>> BEGIN

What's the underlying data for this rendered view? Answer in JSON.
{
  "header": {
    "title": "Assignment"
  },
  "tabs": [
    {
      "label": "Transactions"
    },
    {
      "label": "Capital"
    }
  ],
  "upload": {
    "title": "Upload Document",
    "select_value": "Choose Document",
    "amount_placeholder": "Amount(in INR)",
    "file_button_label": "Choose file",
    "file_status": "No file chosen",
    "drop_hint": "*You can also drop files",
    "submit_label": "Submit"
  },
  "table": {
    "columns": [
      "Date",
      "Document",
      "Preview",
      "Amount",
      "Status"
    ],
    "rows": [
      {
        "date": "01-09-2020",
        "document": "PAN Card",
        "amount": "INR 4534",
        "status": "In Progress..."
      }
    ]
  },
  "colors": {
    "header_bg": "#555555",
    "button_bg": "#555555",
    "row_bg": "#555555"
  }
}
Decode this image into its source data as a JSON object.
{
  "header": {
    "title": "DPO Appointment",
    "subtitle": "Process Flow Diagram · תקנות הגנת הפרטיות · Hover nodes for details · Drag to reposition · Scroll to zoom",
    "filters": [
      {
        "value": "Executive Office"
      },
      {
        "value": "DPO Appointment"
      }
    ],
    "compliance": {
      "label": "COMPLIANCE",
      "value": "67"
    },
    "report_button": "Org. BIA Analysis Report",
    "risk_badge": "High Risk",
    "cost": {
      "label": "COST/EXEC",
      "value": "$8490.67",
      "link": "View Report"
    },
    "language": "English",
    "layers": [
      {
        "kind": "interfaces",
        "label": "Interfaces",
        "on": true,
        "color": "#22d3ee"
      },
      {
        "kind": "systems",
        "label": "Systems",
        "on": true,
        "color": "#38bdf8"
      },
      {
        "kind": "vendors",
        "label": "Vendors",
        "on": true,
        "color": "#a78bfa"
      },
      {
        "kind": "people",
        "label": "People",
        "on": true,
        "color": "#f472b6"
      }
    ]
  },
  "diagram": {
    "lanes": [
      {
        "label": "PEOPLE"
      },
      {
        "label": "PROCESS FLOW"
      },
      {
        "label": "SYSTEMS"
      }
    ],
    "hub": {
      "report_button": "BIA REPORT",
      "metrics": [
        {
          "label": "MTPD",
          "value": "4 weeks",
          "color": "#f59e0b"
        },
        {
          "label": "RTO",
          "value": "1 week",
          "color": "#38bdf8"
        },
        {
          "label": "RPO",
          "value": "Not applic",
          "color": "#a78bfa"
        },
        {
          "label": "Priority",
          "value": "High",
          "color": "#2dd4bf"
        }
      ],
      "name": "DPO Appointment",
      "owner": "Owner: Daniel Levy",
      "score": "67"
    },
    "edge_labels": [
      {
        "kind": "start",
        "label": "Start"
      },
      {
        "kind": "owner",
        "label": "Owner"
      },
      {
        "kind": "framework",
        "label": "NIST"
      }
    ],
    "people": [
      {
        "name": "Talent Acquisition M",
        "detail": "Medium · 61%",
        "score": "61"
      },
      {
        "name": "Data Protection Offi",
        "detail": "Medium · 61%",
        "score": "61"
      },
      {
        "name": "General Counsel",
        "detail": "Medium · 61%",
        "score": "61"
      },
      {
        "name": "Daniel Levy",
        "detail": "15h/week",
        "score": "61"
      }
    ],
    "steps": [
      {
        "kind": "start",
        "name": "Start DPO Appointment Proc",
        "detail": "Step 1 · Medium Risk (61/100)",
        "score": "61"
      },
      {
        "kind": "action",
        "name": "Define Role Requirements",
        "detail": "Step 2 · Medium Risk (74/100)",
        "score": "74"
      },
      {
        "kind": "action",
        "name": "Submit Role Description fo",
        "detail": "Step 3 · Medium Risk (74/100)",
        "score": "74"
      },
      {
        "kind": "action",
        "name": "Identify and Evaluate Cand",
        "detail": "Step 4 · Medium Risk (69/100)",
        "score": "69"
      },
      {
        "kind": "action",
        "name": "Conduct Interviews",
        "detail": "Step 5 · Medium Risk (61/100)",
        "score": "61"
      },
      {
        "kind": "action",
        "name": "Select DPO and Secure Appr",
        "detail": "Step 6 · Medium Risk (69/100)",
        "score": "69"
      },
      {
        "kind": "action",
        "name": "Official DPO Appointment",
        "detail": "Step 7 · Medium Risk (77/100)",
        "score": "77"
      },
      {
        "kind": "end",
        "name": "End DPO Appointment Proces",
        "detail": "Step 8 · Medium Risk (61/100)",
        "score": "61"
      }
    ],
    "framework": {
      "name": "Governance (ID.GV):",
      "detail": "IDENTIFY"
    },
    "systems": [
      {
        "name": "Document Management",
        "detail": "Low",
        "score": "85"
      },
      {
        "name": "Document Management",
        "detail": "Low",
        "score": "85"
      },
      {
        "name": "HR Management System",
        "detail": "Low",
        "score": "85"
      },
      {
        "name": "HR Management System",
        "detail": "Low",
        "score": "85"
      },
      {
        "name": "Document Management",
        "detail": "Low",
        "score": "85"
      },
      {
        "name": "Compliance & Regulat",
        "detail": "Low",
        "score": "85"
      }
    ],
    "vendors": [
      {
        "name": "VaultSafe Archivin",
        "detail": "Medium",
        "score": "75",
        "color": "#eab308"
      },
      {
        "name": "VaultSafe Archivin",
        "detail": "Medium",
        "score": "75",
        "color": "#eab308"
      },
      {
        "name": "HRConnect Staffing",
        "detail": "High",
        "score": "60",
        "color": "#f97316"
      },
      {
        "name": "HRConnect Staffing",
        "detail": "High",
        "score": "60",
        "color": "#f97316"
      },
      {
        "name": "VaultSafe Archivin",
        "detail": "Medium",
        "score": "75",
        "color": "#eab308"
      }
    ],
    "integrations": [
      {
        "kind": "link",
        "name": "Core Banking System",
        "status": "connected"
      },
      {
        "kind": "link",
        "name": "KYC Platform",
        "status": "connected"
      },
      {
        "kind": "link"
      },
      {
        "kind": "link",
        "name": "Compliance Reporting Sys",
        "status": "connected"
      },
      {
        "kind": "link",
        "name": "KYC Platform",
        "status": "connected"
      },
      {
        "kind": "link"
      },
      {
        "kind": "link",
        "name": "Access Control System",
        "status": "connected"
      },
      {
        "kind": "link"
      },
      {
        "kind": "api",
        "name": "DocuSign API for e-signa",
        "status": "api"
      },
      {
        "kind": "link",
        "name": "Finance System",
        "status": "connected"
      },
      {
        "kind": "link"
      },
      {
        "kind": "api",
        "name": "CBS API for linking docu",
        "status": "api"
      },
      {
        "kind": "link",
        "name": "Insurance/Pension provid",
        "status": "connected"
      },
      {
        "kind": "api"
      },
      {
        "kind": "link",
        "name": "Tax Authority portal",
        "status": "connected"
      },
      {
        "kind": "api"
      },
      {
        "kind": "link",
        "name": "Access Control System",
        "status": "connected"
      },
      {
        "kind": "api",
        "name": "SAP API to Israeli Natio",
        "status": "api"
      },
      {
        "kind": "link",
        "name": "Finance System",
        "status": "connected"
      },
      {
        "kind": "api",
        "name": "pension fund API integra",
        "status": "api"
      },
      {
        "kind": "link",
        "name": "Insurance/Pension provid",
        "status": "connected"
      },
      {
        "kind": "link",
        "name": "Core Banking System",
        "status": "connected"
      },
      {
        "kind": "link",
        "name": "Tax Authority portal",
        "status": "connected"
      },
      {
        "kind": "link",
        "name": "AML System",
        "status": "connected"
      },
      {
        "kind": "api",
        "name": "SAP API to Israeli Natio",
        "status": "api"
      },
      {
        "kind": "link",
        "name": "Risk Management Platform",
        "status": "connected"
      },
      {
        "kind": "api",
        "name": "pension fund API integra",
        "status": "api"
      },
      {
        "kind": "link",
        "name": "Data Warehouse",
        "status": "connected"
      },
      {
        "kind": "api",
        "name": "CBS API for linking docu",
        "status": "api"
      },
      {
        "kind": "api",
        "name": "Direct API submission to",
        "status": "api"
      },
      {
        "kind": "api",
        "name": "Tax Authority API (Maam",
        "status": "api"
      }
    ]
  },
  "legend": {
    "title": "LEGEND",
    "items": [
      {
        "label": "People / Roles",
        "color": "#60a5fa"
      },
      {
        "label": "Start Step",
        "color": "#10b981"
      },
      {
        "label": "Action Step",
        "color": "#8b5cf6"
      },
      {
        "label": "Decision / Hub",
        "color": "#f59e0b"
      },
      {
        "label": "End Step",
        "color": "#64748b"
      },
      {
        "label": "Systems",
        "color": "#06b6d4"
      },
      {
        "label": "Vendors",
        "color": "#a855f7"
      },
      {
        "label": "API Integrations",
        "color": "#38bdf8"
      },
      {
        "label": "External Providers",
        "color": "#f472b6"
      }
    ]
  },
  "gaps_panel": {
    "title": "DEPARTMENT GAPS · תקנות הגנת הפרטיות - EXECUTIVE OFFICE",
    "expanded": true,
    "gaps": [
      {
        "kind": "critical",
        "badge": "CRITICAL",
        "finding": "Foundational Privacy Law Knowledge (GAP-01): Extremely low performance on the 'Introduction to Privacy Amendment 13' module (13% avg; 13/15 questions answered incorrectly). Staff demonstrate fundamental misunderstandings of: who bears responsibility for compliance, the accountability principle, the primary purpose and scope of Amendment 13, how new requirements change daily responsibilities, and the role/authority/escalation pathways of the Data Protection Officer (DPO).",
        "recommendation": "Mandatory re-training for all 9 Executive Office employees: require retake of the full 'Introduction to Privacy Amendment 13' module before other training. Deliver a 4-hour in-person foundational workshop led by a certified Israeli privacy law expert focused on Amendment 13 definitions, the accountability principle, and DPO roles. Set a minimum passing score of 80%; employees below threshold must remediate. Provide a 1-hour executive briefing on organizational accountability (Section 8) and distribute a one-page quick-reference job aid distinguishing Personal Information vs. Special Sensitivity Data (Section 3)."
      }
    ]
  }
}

>> END
>> BEGIN

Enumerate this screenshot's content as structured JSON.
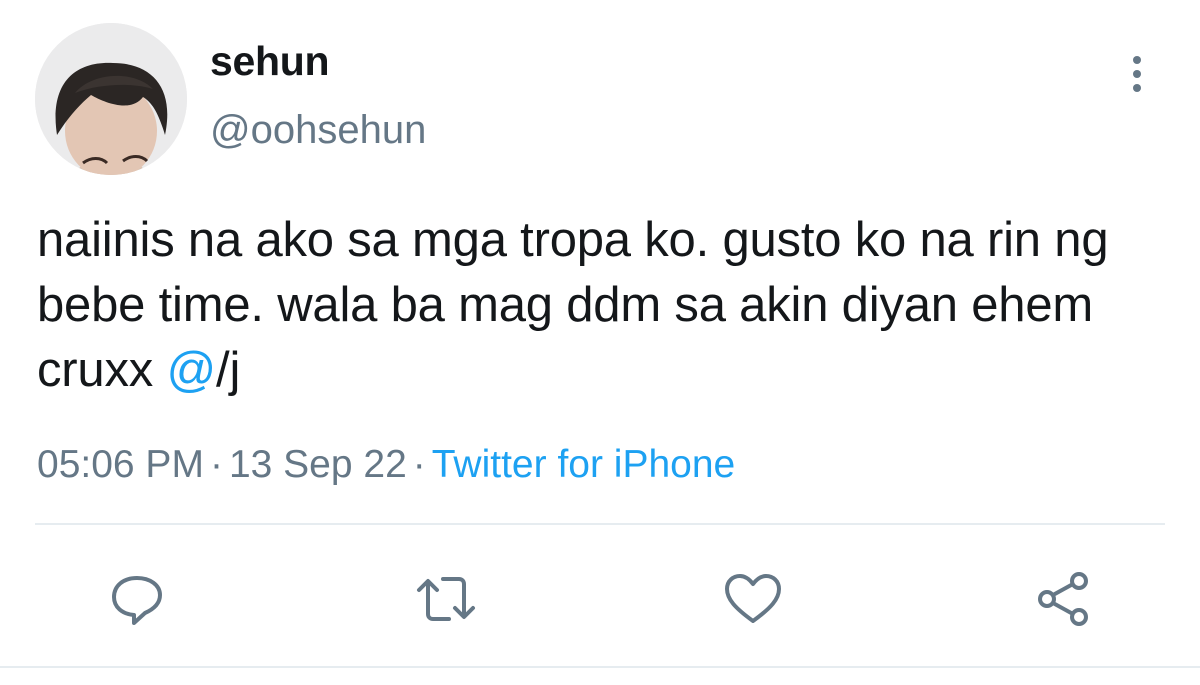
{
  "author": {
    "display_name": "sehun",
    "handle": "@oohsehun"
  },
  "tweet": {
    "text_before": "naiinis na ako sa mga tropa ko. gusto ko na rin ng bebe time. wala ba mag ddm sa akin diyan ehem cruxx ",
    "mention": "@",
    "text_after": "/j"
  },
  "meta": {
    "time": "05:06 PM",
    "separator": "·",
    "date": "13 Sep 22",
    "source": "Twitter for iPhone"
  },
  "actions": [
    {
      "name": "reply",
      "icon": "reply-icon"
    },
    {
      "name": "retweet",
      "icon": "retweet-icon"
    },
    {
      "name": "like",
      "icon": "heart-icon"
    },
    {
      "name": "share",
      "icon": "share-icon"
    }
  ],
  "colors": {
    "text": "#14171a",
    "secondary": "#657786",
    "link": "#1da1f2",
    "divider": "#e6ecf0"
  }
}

>> END

§ **What is required**
Which lines hold the word "this"? Copy every one of them.

§ **Correct output**
What's the underlying data for this rendered view? Answer in JSON.
Decode this image into its source data as a JSON object.
Enumerate this screenshot's content as structured JSON.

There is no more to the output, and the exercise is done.